Listed records:
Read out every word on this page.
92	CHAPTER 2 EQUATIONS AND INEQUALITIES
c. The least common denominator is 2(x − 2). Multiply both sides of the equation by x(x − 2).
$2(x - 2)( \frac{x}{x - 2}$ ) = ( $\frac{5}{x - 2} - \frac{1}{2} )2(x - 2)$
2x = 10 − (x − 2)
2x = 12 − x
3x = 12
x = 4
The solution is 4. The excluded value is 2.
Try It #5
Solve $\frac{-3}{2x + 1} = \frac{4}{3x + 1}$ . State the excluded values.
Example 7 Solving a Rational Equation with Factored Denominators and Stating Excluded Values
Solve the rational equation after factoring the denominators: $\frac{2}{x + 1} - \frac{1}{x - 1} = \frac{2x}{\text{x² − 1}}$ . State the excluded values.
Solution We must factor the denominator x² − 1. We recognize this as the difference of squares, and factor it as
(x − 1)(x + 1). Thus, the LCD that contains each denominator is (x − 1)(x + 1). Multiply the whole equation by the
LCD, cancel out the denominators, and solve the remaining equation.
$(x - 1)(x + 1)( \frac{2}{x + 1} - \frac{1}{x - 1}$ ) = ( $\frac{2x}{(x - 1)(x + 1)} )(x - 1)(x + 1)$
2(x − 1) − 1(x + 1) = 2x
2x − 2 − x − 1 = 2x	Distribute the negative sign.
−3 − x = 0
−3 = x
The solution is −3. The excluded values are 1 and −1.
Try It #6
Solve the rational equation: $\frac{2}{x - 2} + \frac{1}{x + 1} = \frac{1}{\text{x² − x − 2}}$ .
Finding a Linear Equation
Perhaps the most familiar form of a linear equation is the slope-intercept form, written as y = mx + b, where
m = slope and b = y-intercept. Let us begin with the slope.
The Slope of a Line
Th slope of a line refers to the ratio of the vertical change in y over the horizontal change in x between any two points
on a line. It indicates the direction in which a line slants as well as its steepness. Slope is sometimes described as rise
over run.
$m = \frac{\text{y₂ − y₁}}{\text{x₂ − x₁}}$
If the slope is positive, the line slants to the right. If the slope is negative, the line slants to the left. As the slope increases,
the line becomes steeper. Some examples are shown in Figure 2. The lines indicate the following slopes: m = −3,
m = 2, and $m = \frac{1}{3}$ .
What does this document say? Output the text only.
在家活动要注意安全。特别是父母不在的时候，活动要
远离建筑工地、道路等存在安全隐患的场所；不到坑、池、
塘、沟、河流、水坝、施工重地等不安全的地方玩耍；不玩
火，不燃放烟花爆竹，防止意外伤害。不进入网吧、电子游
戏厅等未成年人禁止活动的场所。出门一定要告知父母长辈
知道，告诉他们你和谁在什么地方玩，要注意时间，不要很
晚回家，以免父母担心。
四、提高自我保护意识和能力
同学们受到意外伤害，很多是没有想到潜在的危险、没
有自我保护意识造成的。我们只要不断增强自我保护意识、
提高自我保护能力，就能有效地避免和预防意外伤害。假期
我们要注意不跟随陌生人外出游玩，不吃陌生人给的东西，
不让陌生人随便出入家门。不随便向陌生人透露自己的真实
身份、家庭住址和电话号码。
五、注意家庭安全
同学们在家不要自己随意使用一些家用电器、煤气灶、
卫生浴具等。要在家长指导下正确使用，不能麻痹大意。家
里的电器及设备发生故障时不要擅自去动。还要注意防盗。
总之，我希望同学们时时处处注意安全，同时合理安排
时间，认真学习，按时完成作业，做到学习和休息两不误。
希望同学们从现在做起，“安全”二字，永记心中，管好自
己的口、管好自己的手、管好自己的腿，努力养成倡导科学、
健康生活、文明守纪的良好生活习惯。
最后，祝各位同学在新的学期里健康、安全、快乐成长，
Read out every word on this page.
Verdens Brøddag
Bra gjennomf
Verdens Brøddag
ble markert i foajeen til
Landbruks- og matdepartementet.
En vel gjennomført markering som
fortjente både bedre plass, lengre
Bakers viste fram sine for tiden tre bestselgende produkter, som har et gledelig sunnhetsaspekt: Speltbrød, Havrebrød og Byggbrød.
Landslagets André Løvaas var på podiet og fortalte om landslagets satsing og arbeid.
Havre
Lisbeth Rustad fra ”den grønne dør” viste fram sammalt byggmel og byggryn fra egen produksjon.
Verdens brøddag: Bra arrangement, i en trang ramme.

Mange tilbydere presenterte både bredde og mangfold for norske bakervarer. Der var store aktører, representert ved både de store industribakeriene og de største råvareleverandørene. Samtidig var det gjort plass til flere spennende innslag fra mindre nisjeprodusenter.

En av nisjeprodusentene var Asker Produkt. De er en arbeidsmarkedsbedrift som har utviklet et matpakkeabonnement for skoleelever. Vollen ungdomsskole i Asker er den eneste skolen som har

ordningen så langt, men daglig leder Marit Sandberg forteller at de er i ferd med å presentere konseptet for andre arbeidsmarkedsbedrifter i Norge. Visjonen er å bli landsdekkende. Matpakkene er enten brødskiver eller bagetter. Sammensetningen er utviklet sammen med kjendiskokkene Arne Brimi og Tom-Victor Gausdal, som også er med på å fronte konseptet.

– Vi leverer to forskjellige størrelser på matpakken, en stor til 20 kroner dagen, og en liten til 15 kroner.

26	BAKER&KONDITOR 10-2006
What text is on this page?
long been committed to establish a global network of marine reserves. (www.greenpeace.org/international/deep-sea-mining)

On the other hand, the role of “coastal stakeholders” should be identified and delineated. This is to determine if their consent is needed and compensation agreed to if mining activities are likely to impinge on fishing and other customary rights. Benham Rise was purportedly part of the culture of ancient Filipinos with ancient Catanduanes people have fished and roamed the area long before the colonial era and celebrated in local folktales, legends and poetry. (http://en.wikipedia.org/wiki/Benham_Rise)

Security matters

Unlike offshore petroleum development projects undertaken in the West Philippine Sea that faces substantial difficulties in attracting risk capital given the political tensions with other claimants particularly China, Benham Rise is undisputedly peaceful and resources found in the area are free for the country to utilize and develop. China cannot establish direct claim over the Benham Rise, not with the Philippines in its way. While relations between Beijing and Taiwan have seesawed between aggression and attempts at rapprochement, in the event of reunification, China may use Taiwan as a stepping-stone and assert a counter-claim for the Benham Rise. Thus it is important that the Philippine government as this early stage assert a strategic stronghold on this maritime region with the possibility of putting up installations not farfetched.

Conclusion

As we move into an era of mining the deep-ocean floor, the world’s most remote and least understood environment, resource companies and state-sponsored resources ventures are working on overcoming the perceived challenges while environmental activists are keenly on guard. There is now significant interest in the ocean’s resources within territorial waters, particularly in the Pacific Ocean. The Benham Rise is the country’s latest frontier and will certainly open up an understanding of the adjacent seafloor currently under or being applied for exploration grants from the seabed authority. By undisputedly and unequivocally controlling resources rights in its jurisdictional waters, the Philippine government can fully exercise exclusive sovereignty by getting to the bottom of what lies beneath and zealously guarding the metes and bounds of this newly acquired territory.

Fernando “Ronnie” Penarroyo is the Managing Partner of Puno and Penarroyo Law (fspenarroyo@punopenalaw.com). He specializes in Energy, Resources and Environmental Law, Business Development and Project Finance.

Job:
For each line above that contains the word "intercept", copy that line.

Output for this task:
Perhaps the most familiar form of a linear equation is the slope-intercept form, written as y = mx + b, where
m = slope and b = y-intercept. Let us begin with the slope.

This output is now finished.